Can you repeat every entry with "Discharge Reduction" substituted for "Flow Reduction" wherever it occurs, changing nothing else and leaving the pictures out?

═════ Given entries

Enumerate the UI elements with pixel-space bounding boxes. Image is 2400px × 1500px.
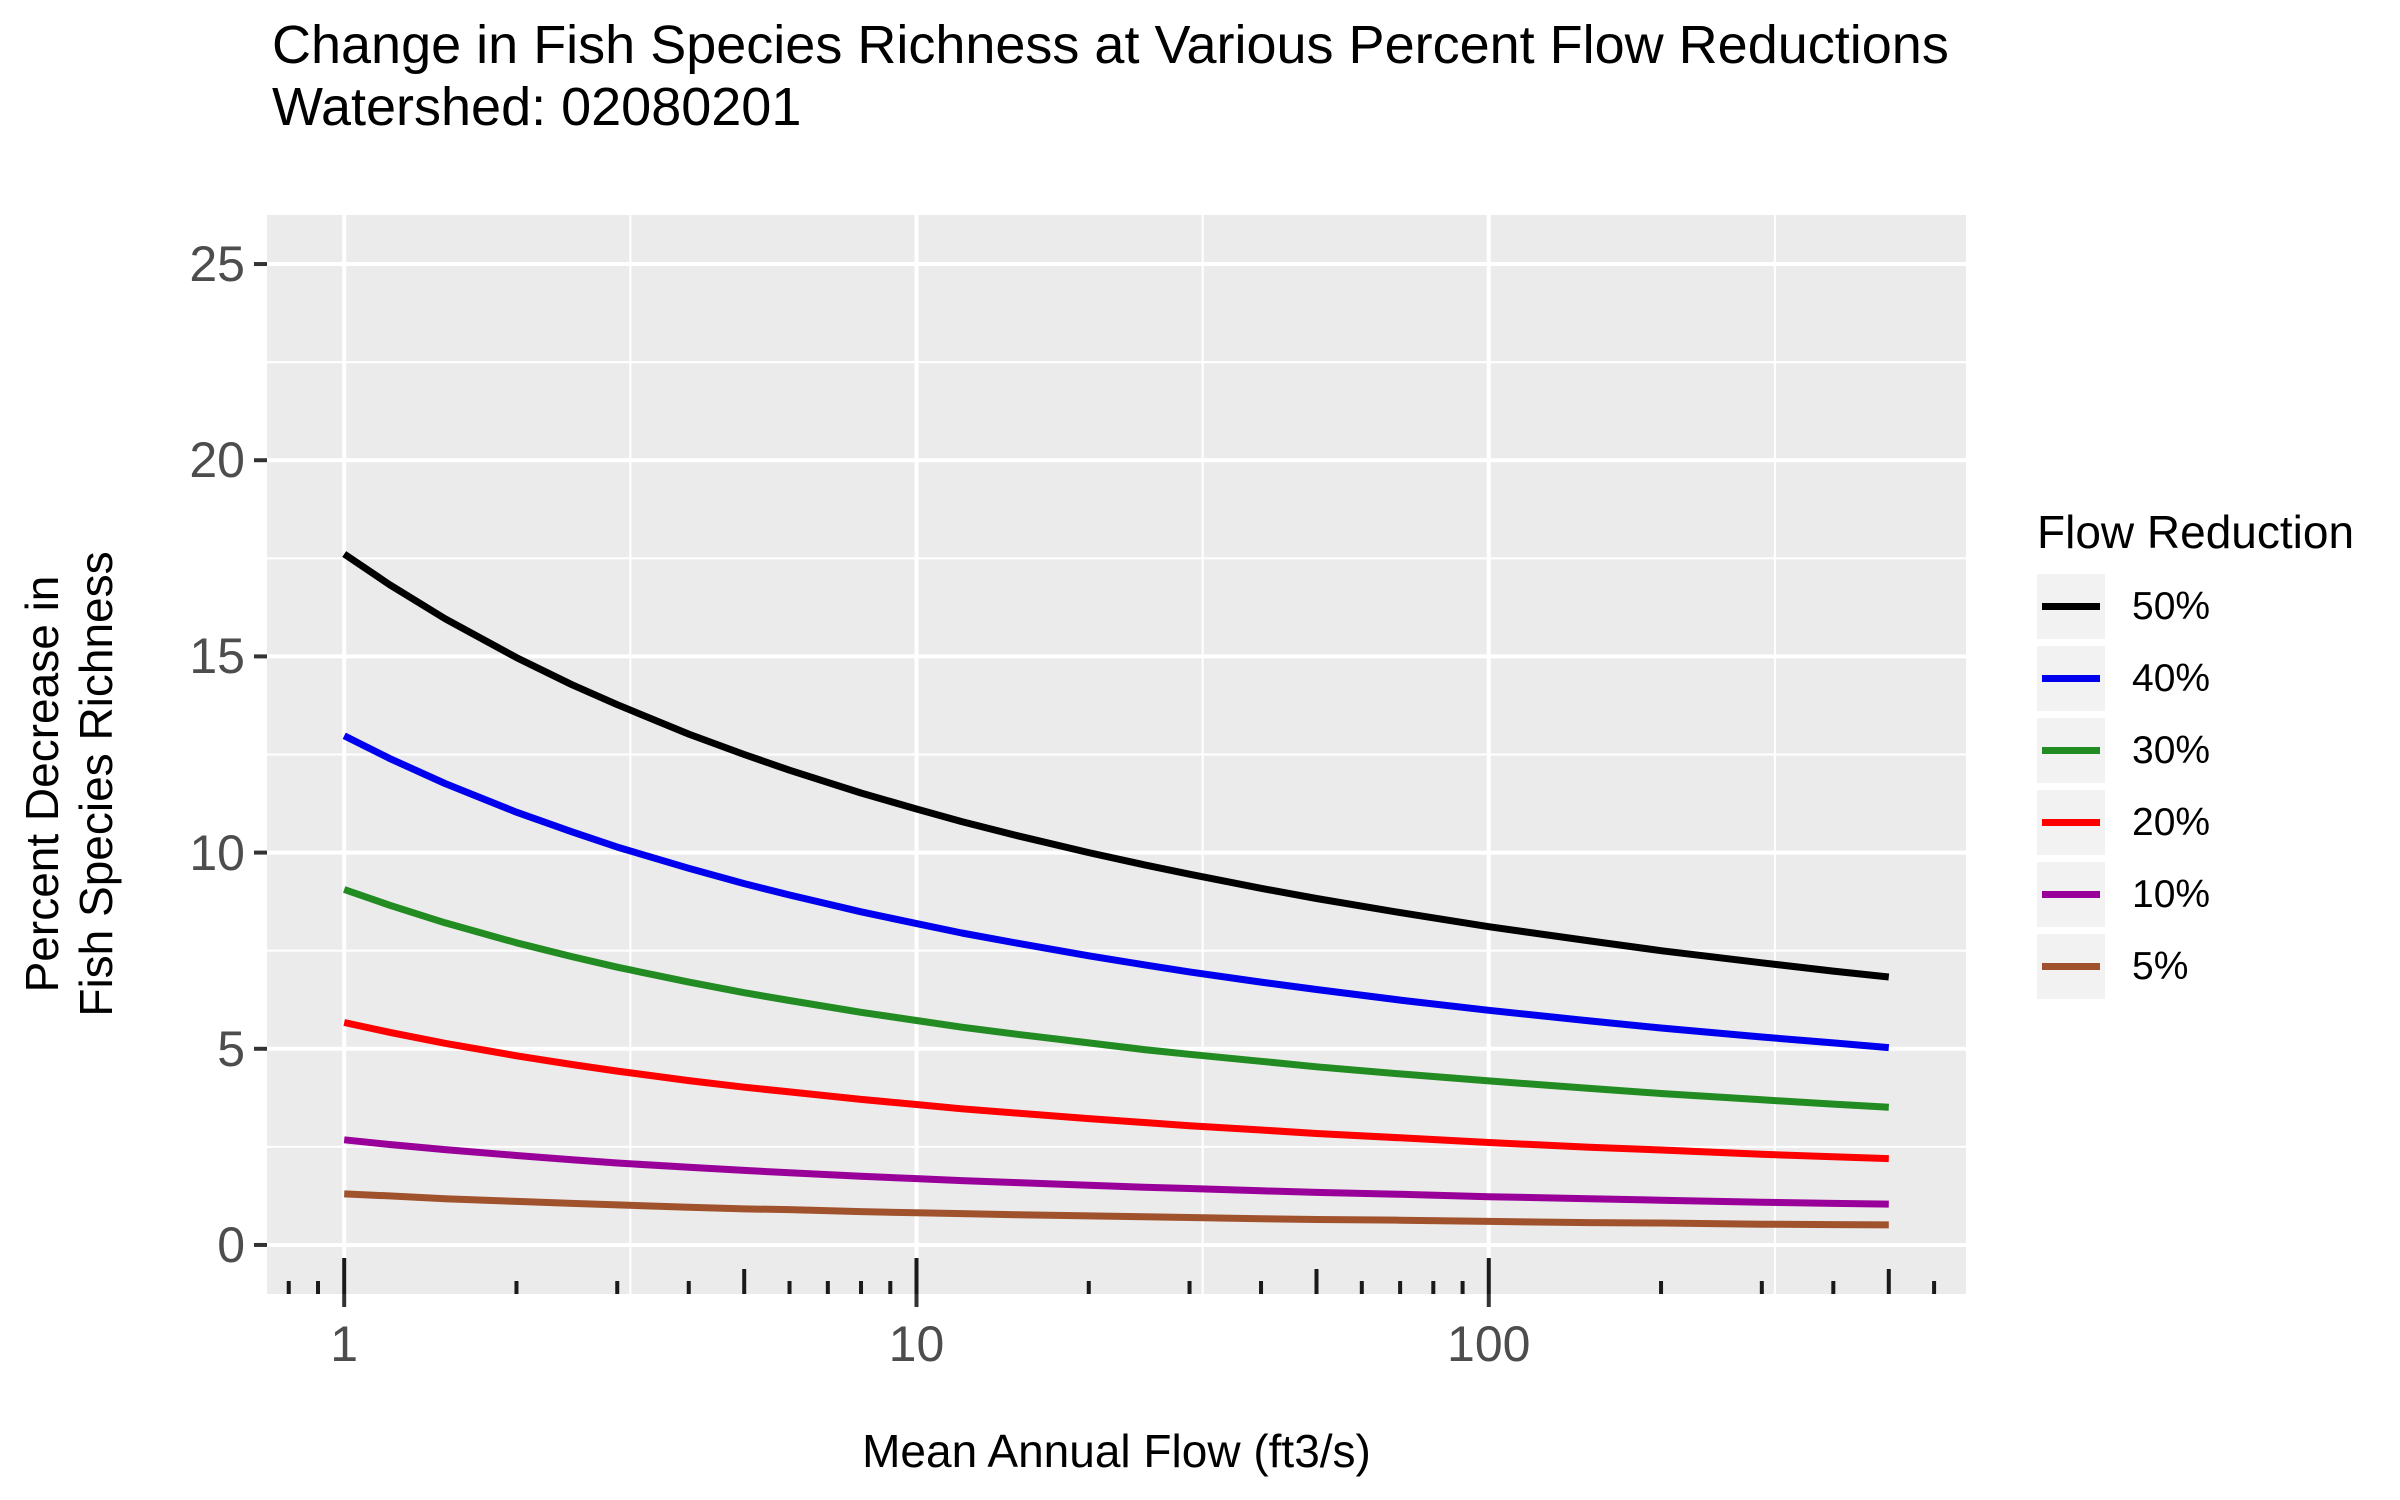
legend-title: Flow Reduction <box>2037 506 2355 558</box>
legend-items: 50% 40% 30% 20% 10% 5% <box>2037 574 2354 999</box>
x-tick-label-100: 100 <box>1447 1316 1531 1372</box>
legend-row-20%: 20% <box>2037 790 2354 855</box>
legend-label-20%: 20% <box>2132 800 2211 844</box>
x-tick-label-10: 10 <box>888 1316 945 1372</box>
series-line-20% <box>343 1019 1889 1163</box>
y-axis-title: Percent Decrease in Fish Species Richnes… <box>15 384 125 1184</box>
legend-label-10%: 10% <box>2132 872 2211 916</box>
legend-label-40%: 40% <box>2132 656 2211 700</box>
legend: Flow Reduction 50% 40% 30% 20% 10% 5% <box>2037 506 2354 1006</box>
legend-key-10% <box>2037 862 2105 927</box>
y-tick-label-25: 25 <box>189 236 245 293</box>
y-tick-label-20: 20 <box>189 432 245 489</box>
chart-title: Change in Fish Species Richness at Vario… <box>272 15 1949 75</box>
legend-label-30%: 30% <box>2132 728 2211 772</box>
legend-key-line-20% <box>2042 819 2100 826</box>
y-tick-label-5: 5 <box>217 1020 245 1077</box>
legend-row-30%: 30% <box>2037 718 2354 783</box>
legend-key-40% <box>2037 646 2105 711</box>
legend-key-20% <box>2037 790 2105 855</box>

══════════

## Full solution
Enumerate the UI elements with pixel-space bounding boxes. Image is 2400px × 1500px.
legend-title: Discharge Reduction <box>2037 506 2355 558</box>
legend-items: 50% 40% 30% 20% 10% 5% <box>2037 574 2354 999</box>
x-tick-label-100: 100 <box>1447 1316 1531 1372</box>
legend-row-20%: 20% <box>2037 790 2354 855</box>
legend-label-20%: 20% <box>2132 800 2211 844</box>
x-tick-label-10: 10 <box>888 1316 945 1372</box>
series-line-20% <box>343 1019 1889 1163</box>
y-axis-title: Percent Decrease in Fish Species Richnes… <box>15 384 125 1184</box>
legend-label-10%: 10% <box>2132 872 2211 916</box>
legend-label-40%: 40% <box>2132 656 2211 700</box>
legend: Discharge Reduction 50% 40% 30% 20% 10% 5% <box>2037 506 2354 1006</box>
legend-key-10% <box>2037 862 2105 927</box>
y-tick-label-25: 25 <box>189 236 245 293</box>
y-tick-label-20: 20 <box>189 432 245 489</box>
chart-title: Change in Fish Species Richness at Vario… <box>272 15 1949 75</box>
legend-label-30%: 30% <box>2132 728 2211 772</box>
legend-key-line-20% <box>2042 819 2100 826</box>
y-tick-label-5: 5 <box>217 1020 245 1077</box>
legend-row-30%: 30% <box>2037 718 2354 783</box>
legend-key-40% <box>2037 646 2105 711</box>
legend-key-20% <box>2037 790 2105 855</box>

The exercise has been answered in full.